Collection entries
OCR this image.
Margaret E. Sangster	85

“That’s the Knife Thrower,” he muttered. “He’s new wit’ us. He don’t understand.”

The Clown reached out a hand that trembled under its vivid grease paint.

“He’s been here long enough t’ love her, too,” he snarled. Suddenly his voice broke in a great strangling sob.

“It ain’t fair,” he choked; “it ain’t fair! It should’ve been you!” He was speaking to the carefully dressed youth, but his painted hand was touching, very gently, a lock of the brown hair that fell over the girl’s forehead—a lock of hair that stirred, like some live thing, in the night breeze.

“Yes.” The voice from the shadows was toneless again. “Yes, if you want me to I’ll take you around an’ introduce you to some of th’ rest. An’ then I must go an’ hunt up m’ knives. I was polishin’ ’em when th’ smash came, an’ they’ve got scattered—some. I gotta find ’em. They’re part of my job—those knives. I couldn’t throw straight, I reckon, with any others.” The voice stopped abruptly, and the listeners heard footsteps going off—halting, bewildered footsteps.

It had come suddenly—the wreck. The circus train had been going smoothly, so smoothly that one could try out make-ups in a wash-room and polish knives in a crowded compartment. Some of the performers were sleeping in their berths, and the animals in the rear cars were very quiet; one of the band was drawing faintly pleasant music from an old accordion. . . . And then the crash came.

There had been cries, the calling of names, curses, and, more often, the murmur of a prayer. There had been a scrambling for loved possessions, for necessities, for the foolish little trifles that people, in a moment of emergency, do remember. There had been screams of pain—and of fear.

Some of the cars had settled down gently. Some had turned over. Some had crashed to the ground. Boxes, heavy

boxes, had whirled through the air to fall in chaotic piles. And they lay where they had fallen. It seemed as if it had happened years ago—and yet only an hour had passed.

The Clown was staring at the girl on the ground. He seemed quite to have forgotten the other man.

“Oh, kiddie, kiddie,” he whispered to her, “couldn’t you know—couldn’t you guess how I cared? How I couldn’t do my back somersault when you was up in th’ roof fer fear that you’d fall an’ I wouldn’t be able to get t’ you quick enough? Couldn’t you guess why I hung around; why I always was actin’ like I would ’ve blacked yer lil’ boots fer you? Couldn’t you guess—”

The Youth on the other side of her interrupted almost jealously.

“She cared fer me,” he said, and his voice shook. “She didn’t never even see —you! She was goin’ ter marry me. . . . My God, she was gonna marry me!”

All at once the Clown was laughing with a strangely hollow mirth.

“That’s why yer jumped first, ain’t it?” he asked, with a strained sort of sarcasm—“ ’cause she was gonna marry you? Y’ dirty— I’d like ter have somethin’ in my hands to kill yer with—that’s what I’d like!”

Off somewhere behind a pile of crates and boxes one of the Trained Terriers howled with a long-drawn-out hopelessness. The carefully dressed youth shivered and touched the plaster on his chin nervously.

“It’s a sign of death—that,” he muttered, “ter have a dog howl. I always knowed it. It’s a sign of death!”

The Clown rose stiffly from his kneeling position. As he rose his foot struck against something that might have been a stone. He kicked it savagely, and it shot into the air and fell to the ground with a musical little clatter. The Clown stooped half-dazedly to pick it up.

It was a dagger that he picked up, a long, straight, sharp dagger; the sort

Short problem ->
Produce a verbatim transcription of the entries above.

Task answer ->
OCR this image.
Margaret E. Sangster	85

“That’s the Knife Thrower,” he muttered. “He’s new wit’ us. He don’t understand.”

The Clown reached out a hand that trembled under its vivid grease paint.

“He’s been here long enough t’ love her, too,” he snarled. Suddenly his voice broke in a great strangling sob.

“It ain’t fair,” he choked; “it ain’t fair! It should’ve been you!” He was speaking to the carefully dressed youth, but his painted hand was touching, very gently, a lock of the brown hair that fell over the girl’s forehead—a lock of hair that stirred, like some live thing, in the night breeze.

“Yes.” The voice from the shadows was toneless again. “Yes, if you want me to I’ll take you around an’ introduce you to some of th’ rest. An’ then I must go an’ hunt up m’ knives. I was polishin’ ’em when th’ smash came, an’ they’ve got scattered—some. I gotta find ’em. They’re part of my job—those knives. I couldn’t throw straight, I reckon, with any others.” The voice stopped abruptly, and the listeners heard footsteps going off—halting, bewildered footsteps.

It had come suddenly—the wreck. The circus train had been going smoothly, so smoothly that one could try out make-ups in a wash-room and polish knives in a crowded compartment. Some of the performers were sleeping in their berths, and the animals in the rear cars were very quiet; one of the band was drawing faintly pleasant music from an old accordion. . . . And then the crash came.

There had been cries, the calling of names, curses, and, more often, the murmur of a prayer. There had been a scrambling for loved possessions, for necessities, for the foolish little trifles that people, in a moment of emergency, do remember. There had been screams of pain—and of fear.

Some of the cars had settled down gently. Some had turned over. Some had crashed to the ground. Boxes, heavy

boxes, had whirled through the air to fall in chaotic piles. And they lay where they had fallen. It seemed as if it had happened years ago—and yet only an hour had passed.

The Clown was staring at the girl on the ground. He seemed quite to have forgotten the other man.

“Oh, kiddie, kiddie,” he whispered to her, “couldn’t you know—couldn’t you guess how I cared? How I couldn’t do my back somersault when you was up in th’ roof fer fear that you’d fall an’ I wouldn’t be able to get t’ you quick enough? Couldn’t you guess why I hung around; why I always was actin’ like I would ’ve blacked yer lil’ boots fer you? Couldn’t you guess—”

The Youth on the other side of her interrupted almost jealously.

“She cared fer me,” he said, and his voice shook. “She didn’t never even see —you! She was goin’ ter marry me. . . . My God, she was gonna marry me!”

All at once the Clown was laughing with a strangely hollow mirth.

“That’s why yer jumped first, ain’t it?” he asked, with a strained sort of sarcasm—“ ’cause she was gonna marry you? Y’ dirty— I’d like ter have somethin’ in my hands to kill yer with—that’s what I’d like!”

Off somewhere behind a pile of crates and boxes one of the Trained Terriers howled with a long-drawn-out hopelessness. The carefully dressed youth shivered and touched the plaster on his chin nervously.

“It’s a sign of death—that,” he muttered, “ter have a dog howl. I always knowed it. It’s a sign of death!”

The Clown rose stiffly from his kneeling position. As he rose his foot struck against something that might have been a stone. He kicked it savagely, and it shot into the air and fell to the ground with a musical little clatter. The Clown stooped half-dazedly to pick it up.

It was a dagger that he picked up, a long, straight, sharp dagger; the sort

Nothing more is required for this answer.